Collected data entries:
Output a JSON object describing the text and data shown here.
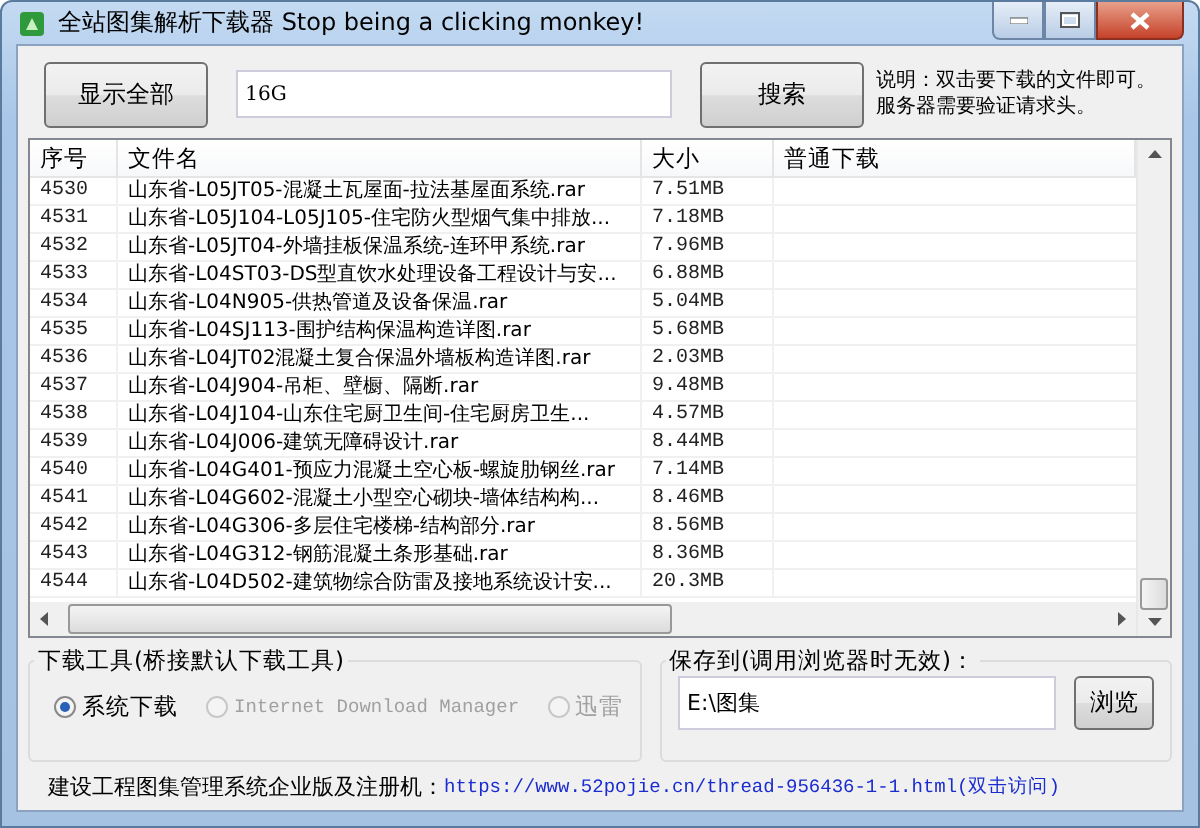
{
  "window": {
    "title": "全站图集解析下载器 Stop being a clicking monkey!"
  },
  "toolbar": {
    "show_all_button": "显示全部",
    "search_field": {
      "value": "16G"
    },
    "search_button": "搜索",
    "note": "说明：双击要下载的文件即可。服务器需要验证请求头。"
  },
  "table": {
    "columns": [
      "序号",
      "文件名",
      "大小",
      "普通下载"
    ],
    "rows": [
      {
        "cells": [
          "4530",
          "山东省-L05JT05-混凝土瓦屋面-拉法基屋面系统.rar",
          "7.51MB"
        ]
      },
      {
        "cells": [
          "4531",
          "山东省-L05J104-L05J105-住宅防火型烟气集中排放...",
          "7.18MB"
        ]
      },
      {
        "cells": [
          "4532",
          "山东省-L05JT04-外墙挂板保温系统-连环甲系统.rar",
          "7.96MB"
        ]
      },
      {
        "cells": [
          "4533",
          "山东省-L04ST03-DS型直饮水处理设备工程设计与安...",
          "6.88MB"
        ]
      },
      {
        "cells": [
          "4534",
          "山东省-L04N905-供热管道及设备保温.rar",
          "5.04MB"
        ]
      },
      {
        "cells": [
          "4535",
          "山东省-L04SJ113-围护结构保温构造详图.rar",
          "5.68MB"
        ]
      },
      {
        "cells": [
          "4536",
          "山东省-L04JT02混凝土复合保温外墙板构造详图.rar",
          "2.03MB"
        ]
      },
      {
        "cells": [
          "4537",
          "山东省-L04J904-吊柜、壁橱、隔断.rar",
          "9.48MB"
        ]
      },
      {
        "cells": [
          "4538",
          "山东省-L04J104-山东住宅厨卫生间-住宅厨房卫生...",
          "4.57MB"
        ]
      },
      {
        "cells": [
          "4539",
          "山东省-L04J006-建筑无障碍设计.rar",
          "8.44MB"
        ]
      },
      {
        "cells": [
          "4540",
          "山东省-L04G401-预应力混凝土空心板-螺旋肋钢丝.rar",
          "7.14MB"
        ]
      },
      {
        "cells": [
          "4541",
          "山东省-L04G602-混凝土小型空心砌块-墙体结构构...",
          "8.46MB"
        ]
      },
      {
        "cells": [
          "4542",
          "山东省-L04G306-多层住宅楼梯-结构部分.rar",
          "8.56MB"
        ]
      },
      {
        "cells": [
          "4543",
          "山东省-L04G312-钢筋混凝土条形基础.rar",
          "8.36MB"
        ]
      },
      {
        "cells": [
          "4544",
          "山东省-L04D502-建筑物综合防雷及接地系统设计安...",
          "20.3MB"
        ]
      }
    ]
  },
  "download_tool": {
    "title": "下载工具(桥接默认下载工具)",
    "options": [
      {
        "label": "系统下载",
        "selected": true,
        "disabled": false
      },
      {
        "label": "Internet Download Manager",
        "selected": false,
        "disabled": true
      },
      {
        "label": "迅雷",
        "selected": false,
        "disabled": true
      }
    ]
  },
  "save_to": {
    "title": "保存到(调用浏览器时无效)：",
    "path_field": {
      "value": "E:\\图集"
    },
    "browse_button": "浏览"
  },
  "footer": {
    "label": "建设工程图集管理系统企业版及注册机：",
    "link": "https://www.52pojie.cn/thread-956436-1-1.html(双击访问)"
  }
}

# JOB
Images must not appear in the copy; reproduce everything else in the records verbatim.

# FULL ANSWER
Output a JSON object describing the text and data shown here.
{
  "window": {
    "title": "全站图集解析下载器 Stop being a clicking monkey!"
  },
  "toolbar": {
    "show_all_button": "显示全部",
    "search_field": {
      "value": "16G"
    },
    "search_button": "搜索",
    "note": "说明：双击要下载的文件即可。服务器需要验证请求头。"
  },
  "table": {
    "columns": [
      "序号",
      "文件名",
      "大小",
      "普通下载"
    ],
    "rows": [
      {
        "cells": [
          "4530",
          "山东省-L05JT05-混凝土瓦屋面-拉法基屋面系统.rar",
          "7.51MB"
        ]
      },
      {
        "cells": [
          "4531",
          "山东省-L05J104-L05J105-住宅防火型烟气集中排放...",
          "7.18MB"
        ]
      },
      {
        "cells": [
          "4532",
          "山东省-L05JT04-外墙挂板保温系统-连环甲系统.rar",
          "7.96MB"
        ]
      },
      {
        "cells": [
          "4533",
          "山东省-L04ST03-DS型直饮水处理设备工程设计与安...",
          "6.88MB"
        ]
      },
      {
        "cells": [
          "4534",
          "山东省-L04N905-供热管道及设备保温.rar",
          "5.04MB"
        ]
      },
      {
        "cells": [
          "4535",
          "山东省-L04SJ113-围护结构保温构造详图.rar",
          "5.68MB"
        ]
      },
      {
        "cells": [
          "4536",
          "山东省-L04JT02混凝土复合保温外墙板构造详图.rar",
          "2.03MB"
        ]
      },
      {
        "cells": [
          "4537",
          "山东省-L04J904-吊柜、壁橱、隔断.rar",
          "9.48MB"
        ]
      },
      {
        "cells": [
          "4538",
          "山东省-L04J104-山东住宅厨卫生间-住宅厨房卫生...",
          "4.57MB"
        ]
      },
      {
        "cells": [
          "4539",
          "山东省-L04J006-建筑无障碍设计.rar",
          "8.44MB"
        ]
      },
      {
        "cells": [
          "4540",
          "山东省-L04G401-预应力混凝土空心板-螺旋肋钢丝.rar",
          "7.14MB"
        ]
      },
      {
        "cells": [
          "4541",
          "山东省-L04G602-混凝土小型空心砌块-墙体结构构...",
          "8.46MB"
        ]
      },
      {
        "cells": [
          "4542",
          "山东省-L04G306-多层住宅楼梯-结构部分.rar",
          "8.56MB"
        ]
      },
      {
        "cells": [
          "4543",
          "山东省-L04G312-钢筋混凝土条形基础.rar",
          "8.36MB"
        ]
      },
      {
        "cells": [
          "4544",
          "山东省-L04D502-建筑物综合防雷及接地系统设计安...",
          "20.3MB"
        ]
      }
    ]
  },
  "download_tool": {
    "title": "下载工具(桥接默认下载工具)",
    "options": [
      {
        "label": "系统下载",
        "selected": true,
        "disabled": false
      },
      {
        "label": "Internet Download Manager",
        "selected": false,
        "disabled": true
      },
      {
        "label": "迅雷",
        "selected": false,
        "disabled": true
      }
    ]
  },
  "save_to": {
    "title": "保存到(调用浏览器时无效)：",
    "path_field": {
      "value": "E:\\图集"
    },
    "browse_button": "浏览"
  },
  "footer": {
    "label": "建设工程图集管理系统企业版及注册机：",
    "link": "https://www.52pojie.cn/thread-956436-1-1.html(双击访问)"
  }
}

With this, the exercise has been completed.